## Begin DATASET ROWS
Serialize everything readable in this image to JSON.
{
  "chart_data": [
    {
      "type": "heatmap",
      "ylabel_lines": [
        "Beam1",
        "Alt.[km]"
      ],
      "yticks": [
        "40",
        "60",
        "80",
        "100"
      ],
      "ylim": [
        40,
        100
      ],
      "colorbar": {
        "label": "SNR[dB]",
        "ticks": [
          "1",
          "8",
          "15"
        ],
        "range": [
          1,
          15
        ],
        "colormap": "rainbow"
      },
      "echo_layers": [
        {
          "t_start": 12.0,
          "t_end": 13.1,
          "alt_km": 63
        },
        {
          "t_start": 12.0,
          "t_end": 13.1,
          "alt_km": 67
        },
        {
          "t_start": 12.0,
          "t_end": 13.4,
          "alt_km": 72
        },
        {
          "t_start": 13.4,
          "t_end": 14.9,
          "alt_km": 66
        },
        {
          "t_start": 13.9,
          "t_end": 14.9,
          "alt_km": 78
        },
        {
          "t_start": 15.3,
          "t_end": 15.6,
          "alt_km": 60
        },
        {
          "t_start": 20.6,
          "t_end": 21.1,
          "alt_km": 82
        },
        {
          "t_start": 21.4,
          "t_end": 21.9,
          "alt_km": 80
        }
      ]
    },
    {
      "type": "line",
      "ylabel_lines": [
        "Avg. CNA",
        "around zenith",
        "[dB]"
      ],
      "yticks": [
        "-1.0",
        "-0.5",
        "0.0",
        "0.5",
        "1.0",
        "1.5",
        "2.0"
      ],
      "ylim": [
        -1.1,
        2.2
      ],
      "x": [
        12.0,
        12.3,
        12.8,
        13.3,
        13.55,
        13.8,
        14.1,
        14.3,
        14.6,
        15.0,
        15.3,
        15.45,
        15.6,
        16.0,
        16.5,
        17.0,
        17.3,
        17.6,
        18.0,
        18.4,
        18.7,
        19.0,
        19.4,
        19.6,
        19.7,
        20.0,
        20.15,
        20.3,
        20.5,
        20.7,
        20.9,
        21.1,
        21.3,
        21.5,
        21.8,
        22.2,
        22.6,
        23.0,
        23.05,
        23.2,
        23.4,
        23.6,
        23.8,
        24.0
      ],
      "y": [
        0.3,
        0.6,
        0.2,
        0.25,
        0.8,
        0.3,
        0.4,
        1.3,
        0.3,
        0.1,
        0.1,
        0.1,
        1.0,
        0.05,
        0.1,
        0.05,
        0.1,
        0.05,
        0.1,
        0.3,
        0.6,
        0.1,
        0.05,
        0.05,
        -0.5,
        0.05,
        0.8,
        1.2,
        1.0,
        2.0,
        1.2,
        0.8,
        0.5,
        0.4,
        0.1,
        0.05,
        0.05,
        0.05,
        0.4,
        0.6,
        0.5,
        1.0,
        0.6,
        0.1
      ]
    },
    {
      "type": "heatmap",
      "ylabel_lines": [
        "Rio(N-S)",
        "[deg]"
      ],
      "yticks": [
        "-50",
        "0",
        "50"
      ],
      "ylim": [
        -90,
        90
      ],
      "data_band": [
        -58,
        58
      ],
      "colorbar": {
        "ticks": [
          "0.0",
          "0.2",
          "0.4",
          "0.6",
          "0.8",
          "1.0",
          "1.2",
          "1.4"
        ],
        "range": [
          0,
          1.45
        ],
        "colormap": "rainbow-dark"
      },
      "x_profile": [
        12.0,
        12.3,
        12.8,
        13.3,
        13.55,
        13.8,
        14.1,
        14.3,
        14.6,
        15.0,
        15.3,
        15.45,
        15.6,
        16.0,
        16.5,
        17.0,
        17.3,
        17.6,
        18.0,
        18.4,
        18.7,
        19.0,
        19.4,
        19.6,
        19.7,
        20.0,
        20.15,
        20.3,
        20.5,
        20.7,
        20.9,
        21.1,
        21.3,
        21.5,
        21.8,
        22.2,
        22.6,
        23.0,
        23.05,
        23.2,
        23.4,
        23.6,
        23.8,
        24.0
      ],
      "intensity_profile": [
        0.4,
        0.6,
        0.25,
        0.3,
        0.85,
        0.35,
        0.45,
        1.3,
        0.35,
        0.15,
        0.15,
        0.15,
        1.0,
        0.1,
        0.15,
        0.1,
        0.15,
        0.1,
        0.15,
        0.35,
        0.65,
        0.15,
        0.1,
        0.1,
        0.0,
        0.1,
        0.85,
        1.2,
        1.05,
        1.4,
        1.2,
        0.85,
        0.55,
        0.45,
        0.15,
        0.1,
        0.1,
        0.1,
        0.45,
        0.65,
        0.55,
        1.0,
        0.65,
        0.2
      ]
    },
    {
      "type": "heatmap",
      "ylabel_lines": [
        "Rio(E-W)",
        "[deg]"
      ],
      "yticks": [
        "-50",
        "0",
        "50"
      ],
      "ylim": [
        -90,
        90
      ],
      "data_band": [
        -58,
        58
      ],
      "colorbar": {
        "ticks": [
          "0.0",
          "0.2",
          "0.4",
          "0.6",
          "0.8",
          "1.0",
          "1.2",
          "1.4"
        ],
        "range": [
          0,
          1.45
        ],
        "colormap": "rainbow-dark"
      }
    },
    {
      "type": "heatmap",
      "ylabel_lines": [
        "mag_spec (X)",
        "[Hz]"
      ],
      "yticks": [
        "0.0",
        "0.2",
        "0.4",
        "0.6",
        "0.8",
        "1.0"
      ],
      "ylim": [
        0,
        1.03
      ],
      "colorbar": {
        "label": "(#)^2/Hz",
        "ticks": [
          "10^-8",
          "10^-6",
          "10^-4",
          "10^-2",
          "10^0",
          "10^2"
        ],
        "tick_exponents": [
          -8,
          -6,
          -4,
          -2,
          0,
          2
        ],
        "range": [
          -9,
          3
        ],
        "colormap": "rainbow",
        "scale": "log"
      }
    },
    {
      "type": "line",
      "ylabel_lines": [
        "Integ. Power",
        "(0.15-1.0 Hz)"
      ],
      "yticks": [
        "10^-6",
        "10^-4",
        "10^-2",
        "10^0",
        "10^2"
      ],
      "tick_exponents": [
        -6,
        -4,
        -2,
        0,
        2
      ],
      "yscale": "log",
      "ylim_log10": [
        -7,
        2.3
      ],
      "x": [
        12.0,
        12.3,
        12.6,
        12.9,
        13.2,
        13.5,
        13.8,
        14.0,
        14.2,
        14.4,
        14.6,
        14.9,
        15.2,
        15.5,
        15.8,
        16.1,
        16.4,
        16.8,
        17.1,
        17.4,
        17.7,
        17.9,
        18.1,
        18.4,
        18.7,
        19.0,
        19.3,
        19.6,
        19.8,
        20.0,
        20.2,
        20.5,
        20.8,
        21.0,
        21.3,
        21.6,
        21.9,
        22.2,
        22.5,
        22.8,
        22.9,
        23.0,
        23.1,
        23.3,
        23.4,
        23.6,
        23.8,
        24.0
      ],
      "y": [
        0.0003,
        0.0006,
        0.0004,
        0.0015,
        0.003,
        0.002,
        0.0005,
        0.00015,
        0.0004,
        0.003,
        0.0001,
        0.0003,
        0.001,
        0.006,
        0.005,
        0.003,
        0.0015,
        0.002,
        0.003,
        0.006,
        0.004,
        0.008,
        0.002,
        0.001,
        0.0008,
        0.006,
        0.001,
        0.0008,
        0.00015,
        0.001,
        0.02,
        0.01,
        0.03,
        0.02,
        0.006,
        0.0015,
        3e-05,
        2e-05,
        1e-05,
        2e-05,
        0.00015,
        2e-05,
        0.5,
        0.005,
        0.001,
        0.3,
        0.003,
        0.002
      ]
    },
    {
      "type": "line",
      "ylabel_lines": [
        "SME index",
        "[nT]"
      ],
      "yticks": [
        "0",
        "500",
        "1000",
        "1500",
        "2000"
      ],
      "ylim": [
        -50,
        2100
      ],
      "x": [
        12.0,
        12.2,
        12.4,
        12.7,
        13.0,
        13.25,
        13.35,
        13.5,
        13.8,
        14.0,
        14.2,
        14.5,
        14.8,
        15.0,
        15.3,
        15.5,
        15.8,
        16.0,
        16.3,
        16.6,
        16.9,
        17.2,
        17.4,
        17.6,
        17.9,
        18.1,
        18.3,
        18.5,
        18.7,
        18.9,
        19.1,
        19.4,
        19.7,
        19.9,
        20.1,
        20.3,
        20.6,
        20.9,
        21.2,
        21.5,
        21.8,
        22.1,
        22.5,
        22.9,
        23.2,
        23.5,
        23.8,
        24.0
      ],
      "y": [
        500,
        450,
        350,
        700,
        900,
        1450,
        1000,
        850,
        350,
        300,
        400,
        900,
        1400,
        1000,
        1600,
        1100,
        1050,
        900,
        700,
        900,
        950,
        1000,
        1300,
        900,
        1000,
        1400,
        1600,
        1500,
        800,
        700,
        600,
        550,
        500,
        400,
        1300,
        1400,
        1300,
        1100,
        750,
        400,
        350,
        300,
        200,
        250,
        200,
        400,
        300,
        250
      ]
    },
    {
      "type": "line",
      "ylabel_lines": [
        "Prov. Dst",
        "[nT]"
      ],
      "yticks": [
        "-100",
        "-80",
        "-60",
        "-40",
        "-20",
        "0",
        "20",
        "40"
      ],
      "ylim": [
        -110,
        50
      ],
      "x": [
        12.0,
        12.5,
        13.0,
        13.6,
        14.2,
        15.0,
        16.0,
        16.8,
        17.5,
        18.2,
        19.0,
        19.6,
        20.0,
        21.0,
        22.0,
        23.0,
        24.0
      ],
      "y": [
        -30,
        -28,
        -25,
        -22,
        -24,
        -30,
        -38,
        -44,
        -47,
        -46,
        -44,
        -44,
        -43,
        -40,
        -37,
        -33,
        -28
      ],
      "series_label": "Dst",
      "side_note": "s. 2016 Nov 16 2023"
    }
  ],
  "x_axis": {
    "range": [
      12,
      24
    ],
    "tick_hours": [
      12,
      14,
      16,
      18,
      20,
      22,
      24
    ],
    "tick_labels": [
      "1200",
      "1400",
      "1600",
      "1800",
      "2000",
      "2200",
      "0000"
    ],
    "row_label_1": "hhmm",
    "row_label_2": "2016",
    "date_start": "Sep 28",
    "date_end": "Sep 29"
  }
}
## End DATASET ROWS
OBJECTIVE —
Scan the listing above for the word "rainbow" and copy every line that holds it.

ANSWER FOR THE TASK —
        "colormap": "rainbow"
        "colormap": "rainbow-dark"
        "colormap": "rainbow-dark"
        "colormap": "rainbow",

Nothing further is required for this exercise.